**Work instructions:**
Gather every line below where "Italiano" appears.
--- --- ---
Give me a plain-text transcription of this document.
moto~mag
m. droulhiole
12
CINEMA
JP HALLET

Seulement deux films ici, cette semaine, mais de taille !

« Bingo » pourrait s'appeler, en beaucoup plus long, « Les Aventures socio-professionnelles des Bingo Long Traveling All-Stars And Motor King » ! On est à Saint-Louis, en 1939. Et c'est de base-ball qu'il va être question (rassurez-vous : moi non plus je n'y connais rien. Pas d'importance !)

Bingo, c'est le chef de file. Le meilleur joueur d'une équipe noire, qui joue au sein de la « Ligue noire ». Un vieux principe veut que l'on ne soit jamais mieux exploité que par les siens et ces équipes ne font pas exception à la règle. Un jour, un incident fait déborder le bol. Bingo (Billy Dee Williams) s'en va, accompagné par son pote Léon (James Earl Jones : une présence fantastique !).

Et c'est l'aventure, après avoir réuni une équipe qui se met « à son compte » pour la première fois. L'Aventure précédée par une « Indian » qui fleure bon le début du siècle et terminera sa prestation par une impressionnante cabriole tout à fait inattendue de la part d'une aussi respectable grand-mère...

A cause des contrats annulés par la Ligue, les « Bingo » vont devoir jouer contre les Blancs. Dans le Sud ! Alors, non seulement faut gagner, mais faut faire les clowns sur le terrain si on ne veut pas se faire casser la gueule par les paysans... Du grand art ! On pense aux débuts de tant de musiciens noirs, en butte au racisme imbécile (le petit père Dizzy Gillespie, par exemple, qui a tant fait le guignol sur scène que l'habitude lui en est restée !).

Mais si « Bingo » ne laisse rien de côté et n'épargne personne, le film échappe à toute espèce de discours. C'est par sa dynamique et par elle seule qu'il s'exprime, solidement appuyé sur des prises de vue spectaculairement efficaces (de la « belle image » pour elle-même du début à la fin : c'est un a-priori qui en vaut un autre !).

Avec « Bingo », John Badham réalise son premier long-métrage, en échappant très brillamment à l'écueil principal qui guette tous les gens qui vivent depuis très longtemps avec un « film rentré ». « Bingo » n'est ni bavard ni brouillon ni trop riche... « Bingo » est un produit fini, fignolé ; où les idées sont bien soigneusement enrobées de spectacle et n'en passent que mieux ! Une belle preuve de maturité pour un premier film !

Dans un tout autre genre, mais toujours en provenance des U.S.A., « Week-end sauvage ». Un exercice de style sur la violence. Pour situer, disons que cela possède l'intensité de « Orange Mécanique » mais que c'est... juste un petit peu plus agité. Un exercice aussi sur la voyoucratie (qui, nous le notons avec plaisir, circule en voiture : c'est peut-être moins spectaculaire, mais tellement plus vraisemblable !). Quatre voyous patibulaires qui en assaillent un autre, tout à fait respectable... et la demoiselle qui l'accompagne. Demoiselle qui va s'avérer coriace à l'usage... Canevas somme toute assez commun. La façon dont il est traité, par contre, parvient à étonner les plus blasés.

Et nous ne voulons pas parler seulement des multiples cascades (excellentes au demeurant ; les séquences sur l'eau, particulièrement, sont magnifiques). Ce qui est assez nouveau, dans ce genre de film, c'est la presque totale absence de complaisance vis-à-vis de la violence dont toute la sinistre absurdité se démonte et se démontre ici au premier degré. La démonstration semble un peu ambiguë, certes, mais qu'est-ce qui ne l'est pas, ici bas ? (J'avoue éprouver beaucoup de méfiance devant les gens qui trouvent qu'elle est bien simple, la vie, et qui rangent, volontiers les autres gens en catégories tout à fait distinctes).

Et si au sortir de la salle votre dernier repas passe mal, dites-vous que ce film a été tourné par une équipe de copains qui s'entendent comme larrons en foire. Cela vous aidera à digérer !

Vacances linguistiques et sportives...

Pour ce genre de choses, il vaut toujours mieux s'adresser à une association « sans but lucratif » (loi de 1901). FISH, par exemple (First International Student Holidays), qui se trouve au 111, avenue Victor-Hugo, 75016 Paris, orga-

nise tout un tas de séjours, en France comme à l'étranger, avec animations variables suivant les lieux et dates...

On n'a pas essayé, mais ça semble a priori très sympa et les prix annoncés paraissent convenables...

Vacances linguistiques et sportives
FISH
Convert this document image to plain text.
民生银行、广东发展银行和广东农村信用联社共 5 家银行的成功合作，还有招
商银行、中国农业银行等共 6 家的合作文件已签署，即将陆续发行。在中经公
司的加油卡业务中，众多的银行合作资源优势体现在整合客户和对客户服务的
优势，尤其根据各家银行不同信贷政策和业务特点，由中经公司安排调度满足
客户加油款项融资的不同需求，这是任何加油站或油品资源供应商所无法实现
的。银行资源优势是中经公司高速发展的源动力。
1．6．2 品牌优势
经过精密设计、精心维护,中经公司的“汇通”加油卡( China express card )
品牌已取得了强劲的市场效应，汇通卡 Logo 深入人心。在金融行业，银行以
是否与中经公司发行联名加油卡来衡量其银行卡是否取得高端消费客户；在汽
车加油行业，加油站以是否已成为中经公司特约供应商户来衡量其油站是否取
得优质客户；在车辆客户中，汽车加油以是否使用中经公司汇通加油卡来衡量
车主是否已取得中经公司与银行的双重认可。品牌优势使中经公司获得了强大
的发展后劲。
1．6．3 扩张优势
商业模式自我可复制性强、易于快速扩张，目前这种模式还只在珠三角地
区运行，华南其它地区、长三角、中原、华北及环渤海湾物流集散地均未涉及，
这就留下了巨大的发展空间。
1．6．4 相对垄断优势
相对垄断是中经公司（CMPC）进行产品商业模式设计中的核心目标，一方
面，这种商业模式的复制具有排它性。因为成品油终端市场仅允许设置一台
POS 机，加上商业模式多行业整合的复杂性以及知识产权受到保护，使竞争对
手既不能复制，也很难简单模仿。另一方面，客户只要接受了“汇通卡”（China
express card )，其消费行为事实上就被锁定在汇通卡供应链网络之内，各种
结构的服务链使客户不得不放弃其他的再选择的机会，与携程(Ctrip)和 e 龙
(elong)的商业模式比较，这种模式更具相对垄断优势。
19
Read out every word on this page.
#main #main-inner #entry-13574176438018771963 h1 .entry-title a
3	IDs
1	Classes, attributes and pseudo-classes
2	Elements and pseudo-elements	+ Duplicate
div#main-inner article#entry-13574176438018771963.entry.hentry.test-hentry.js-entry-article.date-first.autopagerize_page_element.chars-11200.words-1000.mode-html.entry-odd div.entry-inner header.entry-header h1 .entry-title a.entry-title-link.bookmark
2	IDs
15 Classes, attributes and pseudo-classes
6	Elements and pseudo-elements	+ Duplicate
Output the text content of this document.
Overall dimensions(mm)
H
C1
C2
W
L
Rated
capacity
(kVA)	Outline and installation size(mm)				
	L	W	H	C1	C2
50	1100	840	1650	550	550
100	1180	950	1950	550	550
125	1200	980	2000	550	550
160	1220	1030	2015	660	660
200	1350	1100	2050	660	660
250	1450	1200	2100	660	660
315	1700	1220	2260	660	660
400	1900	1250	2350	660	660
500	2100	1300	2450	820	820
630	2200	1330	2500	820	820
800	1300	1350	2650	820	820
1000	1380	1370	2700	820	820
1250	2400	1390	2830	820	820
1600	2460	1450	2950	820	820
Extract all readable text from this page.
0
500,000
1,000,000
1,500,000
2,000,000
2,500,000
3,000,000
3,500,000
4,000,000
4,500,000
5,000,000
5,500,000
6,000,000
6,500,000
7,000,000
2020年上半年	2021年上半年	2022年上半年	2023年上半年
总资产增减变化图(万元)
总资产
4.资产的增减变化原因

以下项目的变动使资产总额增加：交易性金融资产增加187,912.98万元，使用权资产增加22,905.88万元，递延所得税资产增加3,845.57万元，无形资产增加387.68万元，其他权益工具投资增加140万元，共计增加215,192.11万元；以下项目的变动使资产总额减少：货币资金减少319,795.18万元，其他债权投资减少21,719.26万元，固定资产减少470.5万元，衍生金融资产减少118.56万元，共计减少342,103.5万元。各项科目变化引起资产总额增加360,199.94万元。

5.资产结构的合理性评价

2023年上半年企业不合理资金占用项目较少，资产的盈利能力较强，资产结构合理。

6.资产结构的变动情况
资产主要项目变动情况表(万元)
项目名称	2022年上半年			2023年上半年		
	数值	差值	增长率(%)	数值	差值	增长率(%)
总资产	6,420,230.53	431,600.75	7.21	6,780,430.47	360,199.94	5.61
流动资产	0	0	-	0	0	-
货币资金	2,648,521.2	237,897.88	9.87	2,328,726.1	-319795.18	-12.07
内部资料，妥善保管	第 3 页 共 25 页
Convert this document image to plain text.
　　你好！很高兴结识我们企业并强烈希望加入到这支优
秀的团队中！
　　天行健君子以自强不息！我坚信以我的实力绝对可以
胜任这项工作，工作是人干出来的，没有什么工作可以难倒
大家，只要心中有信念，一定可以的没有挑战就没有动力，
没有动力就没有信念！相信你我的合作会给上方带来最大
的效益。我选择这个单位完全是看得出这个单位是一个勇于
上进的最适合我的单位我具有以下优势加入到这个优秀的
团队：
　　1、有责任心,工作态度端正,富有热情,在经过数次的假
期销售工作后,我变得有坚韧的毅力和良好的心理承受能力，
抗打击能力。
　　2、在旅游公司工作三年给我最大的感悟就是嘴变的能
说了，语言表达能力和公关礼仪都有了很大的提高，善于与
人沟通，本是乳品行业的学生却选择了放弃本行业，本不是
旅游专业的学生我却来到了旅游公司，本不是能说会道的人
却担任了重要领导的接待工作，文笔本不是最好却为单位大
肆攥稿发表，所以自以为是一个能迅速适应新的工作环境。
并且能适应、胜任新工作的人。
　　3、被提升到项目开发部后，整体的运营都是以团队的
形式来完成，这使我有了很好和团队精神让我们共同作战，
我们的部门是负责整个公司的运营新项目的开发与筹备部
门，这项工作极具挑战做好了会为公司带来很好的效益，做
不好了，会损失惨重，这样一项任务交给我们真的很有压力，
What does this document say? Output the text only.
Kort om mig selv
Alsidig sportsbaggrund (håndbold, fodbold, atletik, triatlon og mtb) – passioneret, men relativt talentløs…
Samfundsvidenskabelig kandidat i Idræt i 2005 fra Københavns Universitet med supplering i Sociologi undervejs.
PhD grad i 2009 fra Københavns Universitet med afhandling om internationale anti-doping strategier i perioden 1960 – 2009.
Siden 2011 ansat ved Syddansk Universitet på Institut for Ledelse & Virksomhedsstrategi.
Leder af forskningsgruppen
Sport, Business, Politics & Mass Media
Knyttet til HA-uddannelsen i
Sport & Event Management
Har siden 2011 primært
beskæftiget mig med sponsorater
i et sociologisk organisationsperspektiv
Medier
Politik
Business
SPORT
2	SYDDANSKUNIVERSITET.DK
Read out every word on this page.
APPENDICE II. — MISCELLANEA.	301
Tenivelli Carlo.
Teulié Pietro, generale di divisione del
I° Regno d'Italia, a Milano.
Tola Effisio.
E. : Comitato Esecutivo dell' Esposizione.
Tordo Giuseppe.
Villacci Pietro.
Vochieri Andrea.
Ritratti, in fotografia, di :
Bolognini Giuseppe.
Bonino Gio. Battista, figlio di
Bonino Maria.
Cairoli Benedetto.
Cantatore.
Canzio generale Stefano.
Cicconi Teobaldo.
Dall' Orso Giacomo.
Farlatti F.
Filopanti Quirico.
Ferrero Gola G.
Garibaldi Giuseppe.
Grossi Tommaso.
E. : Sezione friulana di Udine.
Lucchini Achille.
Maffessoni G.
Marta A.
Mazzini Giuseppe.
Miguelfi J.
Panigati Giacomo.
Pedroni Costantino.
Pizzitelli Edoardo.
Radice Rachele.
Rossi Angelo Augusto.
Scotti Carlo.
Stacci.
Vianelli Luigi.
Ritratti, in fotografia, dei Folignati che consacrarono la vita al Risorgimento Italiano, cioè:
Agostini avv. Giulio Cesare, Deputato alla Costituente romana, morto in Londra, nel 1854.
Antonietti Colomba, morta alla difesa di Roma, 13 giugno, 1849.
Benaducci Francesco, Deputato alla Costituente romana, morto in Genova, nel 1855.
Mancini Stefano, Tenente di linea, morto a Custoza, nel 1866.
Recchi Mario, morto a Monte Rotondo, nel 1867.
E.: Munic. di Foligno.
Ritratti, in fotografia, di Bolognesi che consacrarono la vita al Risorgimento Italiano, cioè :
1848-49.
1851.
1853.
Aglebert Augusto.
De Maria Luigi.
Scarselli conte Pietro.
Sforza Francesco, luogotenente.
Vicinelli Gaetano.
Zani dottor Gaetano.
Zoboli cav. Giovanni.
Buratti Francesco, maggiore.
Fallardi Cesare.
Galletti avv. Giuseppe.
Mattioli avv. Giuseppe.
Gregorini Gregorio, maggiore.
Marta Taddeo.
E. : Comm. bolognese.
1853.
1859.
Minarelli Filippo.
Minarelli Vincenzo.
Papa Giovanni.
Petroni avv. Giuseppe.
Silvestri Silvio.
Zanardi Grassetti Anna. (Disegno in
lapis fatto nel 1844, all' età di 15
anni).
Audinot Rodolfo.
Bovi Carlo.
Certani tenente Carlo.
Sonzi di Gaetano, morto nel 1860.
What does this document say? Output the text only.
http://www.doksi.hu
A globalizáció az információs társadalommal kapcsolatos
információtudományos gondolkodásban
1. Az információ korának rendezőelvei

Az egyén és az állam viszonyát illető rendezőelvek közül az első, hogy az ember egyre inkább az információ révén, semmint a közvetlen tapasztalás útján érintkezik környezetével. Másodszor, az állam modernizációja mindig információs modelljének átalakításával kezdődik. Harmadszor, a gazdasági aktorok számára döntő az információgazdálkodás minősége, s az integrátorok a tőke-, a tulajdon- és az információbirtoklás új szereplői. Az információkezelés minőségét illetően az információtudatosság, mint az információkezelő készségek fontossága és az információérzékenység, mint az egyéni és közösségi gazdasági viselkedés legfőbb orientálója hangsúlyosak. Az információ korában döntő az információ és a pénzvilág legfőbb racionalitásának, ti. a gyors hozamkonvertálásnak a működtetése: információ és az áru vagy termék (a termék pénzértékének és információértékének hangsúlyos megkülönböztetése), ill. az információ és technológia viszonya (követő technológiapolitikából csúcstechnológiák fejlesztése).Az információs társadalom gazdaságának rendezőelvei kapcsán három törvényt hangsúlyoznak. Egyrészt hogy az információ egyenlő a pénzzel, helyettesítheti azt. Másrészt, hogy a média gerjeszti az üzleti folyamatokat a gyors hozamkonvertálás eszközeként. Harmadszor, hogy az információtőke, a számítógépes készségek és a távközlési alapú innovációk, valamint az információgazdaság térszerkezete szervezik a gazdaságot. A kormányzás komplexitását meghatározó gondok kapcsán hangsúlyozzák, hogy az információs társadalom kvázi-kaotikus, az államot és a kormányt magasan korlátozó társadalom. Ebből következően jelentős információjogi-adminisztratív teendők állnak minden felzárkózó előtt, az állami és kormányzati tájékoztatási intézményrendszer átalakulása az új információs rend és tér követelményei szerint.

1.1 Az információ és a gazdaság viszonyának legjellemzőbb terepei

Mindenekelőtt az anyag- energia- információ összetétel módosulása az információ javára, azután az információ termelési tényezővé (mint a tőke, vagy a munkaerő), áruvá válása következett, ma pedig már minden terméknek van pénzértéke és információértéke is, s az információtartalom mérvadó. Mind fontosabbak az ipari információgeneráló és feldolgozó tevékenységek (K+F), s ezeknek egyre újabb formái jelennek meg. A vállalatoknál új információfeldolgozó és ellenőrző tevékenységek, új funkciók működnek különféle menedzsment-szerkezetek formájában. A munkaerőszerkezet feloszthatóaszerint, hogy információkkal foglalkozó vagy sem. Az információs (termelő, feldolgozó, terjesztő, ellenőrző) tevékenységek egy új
--- --- ---
**Written response:**
Ritratti, in fotografia, dei Folignati che consacrarono la vita al Risorgimento Italiano, cioè:
Ritratti, in fotografia, di Bolognesi che consacrarono la vita al Risorgimento Italiano, cioè :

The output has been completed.